Show every line of the records below that contains the word "Ideas".

━━━━━━━━

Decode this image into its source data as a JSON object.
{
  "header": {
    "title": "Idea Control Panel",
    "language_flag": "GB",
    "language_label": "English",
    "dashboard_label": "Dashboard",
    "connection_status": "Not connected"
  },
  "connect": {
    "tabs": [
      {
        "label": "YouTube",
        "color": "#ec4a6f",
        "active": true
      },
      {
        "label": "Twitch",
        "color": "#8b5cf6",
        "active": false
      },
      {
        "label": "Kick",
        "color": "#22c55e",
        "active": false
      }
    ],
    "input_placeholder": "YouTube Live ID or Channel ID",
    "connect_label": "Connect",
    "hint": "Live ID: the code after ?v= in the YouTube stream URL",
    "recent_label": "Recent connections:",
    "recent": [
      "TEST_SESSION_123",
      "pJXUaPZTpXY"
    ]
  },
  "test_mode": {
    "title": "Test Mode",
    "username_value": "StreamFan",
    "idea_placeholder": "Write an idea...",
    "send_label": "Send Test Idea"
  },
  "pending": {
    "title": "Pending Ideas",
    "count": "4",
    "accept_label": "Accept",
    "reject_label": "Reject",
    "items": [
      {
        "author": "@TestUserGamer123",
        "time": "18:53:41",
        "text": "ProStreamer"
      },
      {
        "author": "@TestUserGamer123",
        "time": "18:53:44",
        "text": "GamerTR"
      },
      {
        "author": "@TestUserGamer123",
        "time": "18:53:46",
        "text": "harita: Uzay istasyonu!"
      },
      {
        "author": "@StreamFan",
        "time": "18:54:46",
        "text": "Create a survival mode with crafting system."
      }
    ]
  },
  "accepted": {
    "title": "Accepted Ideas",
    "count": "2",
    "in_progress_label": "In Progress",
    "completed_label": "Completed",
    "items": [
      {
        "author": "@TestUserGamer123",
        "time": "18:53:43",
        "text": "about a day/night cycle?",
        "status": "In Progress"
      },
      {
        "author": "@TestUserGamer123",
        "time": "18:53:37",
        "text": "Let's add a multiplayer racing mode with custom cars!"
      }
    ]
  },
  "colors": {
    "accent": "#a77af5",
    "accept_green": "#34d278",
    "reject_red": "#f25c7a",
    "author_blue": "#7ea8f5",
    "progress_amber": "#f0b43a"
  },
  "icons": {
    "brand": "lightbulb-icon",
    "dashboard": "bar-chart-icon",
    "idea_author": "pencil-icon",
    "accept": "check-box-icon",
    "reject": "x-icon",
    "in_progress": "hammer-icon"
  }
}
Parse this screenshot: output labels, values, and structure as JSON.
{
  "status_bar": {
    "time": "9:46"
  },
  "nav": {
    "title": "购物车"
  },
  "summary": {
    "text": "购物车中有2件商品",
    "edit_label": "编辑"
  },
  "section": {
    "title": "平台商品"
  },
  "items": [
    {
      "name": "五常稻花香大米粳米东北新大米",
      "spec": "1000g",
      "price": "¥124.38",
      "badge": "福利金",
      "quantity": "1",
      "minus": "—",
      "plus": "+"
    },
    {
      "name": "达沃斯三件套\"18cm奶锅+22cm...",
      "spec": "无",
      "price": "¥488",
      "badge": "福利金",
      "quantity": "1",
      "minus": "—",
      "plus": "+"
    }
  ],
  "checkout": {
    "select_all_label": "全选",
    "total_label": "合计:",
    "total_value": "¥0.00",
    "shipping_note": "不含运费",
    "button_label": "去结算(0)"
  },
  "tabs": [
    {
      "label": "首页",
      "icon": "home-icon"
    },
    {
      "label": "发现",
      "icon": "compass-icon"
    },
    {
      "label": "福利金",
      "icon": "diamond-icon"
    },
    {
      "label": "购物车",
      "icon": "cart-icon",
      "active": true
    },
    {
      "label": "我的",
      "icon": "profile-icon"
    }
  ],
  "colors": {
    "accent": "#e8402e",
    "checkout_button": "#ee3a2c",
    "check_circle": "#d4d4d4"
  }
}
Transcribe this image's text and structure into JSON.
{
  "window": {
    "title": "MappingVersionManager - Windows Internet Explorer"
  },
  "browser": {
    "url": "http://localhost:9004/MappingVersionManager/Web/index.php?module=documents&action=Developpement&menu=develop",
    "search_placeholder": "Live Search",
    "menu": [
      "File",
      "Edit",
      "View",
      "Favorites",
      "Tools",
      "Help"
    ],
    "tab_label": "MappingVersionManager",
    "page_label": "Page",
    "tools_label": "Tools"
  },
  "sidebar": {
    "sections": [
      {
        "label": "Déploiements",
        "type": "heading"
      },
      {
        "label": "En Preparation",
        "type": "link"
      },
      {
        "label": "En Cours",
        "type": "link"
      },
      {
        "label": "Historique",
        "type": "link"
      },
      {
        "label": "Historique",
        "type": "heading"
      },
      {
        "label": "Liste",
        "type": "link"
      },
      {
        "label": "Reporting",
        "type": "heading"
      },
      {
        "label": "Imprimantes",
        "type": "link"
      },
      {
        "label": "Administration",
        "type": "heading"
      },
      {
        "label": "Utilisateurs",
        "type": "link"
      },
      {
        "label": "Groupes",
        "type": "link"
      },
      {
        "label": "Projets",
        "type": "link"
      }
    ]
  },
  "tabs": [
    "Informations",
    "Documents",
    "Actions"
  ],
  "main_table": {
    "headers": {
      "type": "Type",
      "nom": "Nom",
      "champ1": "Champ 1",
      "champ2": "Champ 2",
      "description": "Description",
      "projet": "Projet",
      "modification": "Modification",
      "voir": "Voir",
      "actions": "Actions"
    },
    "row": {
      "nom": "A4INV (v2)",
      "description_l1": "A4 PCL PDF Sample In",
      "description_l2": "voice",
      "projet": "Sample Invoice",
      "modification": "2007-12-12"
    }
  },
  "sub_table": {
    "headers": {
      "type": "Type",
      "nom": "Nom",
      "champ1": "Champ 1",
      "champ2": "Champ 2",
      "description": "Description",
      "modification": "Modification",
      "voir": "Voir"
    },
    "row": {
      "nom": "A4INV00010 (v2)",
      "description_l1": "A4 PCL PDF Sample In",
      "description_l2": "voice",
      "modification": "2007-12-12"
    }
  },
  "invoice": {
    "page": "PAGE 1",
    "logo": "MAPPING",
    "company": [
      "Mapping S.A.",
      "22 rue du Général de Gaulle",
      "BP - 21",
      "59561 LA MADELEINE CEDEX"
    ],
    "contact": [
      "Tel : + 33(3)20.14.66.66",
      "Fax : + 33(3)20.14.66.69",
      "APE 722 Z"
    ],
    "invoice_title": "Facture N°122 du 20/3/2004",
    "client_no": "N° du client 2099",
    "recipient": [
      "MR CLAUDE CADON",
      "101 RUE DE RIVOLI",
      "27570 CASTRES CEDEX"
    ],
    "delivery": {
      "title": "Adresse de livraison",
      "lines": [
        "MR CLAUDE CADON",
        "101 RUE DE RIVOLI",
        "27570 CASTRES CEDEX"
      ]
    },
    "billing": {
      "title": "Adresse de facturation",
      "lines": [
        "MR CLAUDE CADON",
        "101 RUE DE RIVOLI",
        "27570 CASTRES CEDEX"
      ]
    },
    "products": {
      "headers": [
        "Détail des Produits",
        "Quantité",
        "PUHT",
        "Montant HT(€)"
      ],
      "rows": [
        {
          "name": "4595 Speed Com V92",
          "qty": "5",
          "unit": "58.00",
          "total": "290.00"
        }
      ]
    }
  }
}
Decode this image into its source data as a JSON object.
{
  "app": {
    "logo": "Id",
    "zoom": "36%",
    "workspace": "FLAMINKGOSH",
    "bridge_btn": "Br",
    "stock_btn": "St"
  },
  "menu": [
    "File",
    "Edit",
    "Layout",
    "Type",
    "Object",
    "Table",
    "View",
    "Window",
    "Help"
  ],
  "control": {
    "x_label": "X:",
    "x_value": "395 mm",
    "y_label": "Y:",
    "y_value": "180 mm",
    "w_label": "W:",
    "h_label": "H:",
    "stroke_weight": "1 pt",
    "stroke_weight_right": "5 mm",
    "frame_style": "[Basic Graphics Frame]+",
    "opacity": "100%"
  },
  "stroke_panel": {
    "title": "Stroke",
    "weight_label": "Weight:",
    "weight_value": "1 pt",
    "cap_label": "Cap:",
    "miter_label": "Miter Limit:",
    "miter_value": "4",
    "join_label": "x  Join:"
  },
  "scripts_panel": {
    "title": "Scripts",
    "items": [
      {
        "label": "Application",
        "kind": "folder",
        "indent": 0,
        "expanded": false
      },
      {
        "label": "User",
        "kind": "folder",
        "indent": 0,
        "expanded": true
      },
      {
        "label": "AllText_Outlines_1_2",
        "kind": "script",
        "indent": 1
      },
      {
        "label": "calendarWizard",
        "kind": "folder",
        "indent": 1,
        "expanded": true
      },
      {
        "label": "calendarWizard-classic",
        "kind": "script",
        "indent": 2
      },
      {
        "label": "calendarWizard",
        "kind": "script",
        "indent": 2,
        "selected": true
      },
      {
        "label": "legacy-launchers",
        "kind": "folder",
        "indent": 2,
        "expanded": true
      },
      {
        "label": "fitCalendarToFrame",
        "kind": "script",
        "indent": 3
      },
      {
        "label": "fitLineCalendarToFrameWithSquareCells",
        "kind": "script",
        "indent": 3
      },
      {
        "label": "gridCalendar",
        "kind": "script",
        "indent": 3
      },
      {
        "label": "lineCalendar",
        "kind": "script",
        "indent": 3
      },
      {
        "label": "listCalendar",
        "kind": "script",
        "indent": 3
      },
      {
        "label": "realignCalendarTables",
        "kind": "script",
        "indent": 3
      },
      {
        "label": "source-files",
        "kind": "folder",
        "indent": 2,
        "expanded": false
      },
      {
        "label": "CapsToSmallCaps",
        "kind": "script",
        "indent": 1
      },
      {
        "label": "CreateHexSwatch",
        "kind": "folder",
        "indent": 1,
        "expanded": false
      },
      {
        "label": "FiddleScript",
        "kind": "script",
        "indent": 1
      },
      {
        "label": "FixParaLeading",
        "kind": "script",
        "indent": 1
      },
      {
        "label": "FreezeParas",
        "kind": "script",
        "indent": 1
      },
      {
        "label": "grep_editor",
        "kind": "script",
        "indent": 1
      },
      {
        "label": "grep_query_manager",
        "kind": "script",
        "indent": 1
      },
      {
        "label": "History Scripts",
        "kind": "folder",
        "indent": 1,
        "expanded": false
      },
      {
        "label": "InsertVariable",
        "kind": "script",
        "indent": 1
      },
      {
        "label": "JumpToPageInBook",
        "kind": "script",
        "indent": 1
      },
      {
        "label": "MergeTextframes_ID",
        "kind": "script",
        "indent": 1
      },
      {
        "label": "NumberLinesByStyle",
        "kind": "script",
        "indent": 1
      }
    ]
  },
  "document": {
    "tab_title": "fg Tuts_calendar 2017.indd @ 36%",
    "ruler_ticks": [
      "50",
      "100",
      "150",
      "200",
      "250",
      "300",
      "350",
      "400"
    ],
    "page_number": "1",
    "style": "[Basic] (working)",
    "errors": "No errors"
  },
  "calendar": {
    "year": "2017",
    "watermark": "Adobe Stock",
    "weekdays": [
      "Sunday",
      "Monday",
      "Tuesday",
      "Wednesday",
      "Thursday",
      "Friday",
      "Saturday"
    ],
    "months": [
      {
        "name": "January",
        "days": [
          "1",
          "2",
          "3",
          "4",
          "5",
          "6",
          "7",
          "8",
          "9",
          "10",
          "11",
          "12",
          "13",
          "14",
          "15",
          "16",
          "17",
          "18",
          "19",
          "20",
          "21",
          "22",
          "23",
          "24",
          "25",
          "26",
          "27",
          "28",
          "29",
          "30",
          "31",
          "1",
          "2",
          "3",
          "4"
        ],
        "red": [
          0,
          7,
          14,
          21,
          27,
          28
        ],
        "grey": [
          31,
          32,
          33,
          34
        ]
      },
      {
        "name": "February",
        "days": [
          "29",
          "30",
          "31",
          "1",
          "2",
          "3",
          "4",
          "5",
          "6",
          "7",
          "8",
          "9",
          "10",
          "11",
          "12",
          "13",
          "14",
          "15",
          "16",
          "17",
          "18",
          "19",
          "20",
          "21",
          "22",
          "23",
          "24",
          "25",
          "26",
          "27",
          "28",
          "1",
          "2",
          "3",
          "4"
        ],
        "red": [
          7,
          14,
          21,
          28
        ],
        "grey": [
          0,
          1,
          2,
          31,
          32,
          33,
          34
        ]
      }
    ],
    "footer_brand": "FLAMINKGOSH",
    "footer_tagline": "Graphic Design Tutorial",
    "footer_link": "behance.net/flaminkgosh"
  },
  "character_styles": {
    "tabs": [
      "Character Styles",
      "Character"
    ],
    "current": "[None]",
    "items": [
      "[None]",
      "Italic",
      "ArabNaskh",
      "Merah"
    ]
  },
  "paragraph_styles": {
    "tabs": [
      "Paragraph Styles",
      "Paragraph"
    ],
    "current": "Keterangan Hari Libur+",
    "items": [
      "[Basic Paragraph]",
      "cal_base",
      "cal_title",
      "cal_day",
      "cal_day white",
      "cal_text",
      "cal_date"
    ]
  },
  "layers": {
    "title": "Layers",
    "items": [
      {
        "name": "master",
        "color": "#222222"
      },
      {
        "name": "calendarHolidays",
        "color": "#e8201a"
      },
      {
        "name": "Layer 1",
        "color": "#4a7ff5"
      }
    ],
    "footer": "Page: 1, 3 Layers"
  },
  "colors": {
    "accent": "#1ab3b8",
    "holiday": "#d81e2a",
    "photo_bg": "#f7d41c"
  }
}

━━━━━━━━

Finished task:
    "title": "Pending Ideas",
    "title": "Accepted Ideas",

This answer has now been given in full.